++++ Given records

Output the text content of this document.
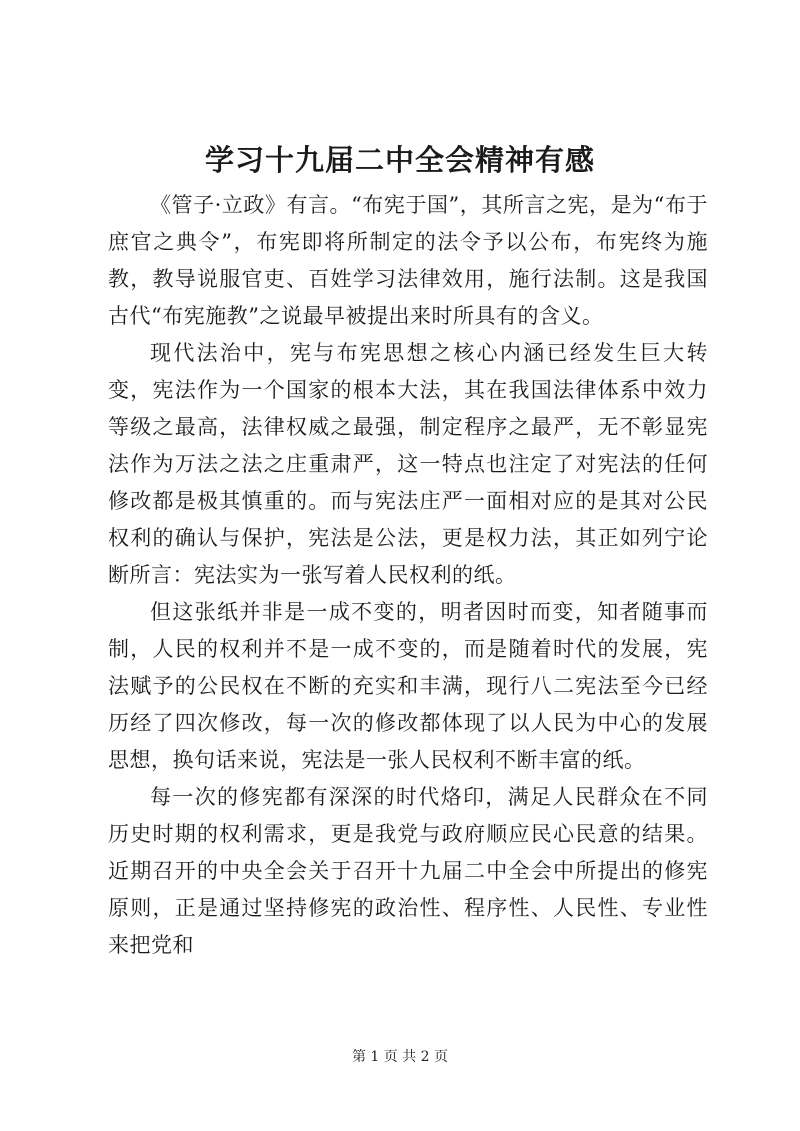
学习十九届二中全会精神有感

《管子·立政》有言。“布宪于国”，其所言之宪，是为“布于庶官之典令”，布宪即将所制定的法令予以公布，布宪终为施教，教导说服官吏、百姓学习法律效用，施行法制。这是我国古代“布宪施教”之说最早被提出来时所具有的含义。

现代法治中，宪与布宪思想之核心内涵已经发生巨大转变，宪法作为一个国家的根本大法，其在我国法律体系中效力等级之最高，法律权威之最强，制定程序之最严，无不彰显宪法作为万法之法之庄重肃严，这一特点也注定了对宪法的任何修改都是极其慎重的。而与宪法庄严一面相对应的是其对公民权利的确认与保护，宪法是公法，更是权力法，其正如列宁论断所言：宪法实为一张写着人民权利的纸。

但这张纸并非是一成不变的，明者因时而变，知者随事而制，人民的权利并不是一成不变的，而是随着时代的发展，宪法赋予的公民权在不断的充实和丰满，现行八二宪法至今已经历经了四次修改，每一次的修改都体现了以人民为中心的发展思想，换句话来说，宪法是一张人民权利不断丰富的纸。

每一次的修宪都有深深的时代烙印，满足人民群众在不同历史时期的权利需求，更是我党与政府顺应民心民意的结果。近期召开的中央全会关于召开十九届二中全会中所提出的修宪原则，正是通过坚持修宪的政治性、程序性、人民性、专业性来把党和

第 1 页 共 2 页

++++++++

> **Problem**
Repeat the data exactly, dropping every picture it holds.

> **Written answer**
Output the text content of this document.
学习十九届二中全会精神有感

《管子·立政》有言。“布宪于国”，其所言之宪，是为“布于庶官之典令”，布宪即将所制定的法令予以公布，布宪终为施教，教导说服官吏、百姓学习法律效用，施行法制。这是我国古代“布宪施教”之说最早被提出来时所具有的含义。

现代法治中，宪与布宪思想之核心内涵已经发生巨大转变，宪法作为一个国家的根本大法，其在我国法律体系中效力等级之最高，法律权威之最强，制定程序之最严，无不彰显宪法作为万法之法之庄重肃严，这一特点也注定了对宪法的任何修改都是极其慎重的。而与宪法庄严一面相对应的是其对公民权利的确认与保护，宪法是公法，更是权力法，其正如列宁论断所言：宪法实为一张写着人民权利的纸。

但这张纸并非是一成不变的，明者因时而变，知者随事而制，人民的权利并不是一成不变的，而是随着时代的发展，宪法赋予的公民权在不断的充实和丰满，现行八二宪法至今已经历经了四次修改，每一次的修改都体现了以人民为中心的发展思想，换句话来说，宪法是一张人民权利不断丰富的纸。

每一次的修宪都有深深的时代烙印，满足人民群众在不同历史时期的权利需求，更是我党与政府顺应民心民意的结果。近期召开的中央全会关于召开十九届二中全会中所提出的修宪原则，正是通过坚持修宪的政治性、程序性、人民性、专业性来把党和

第 1 页 共 2 页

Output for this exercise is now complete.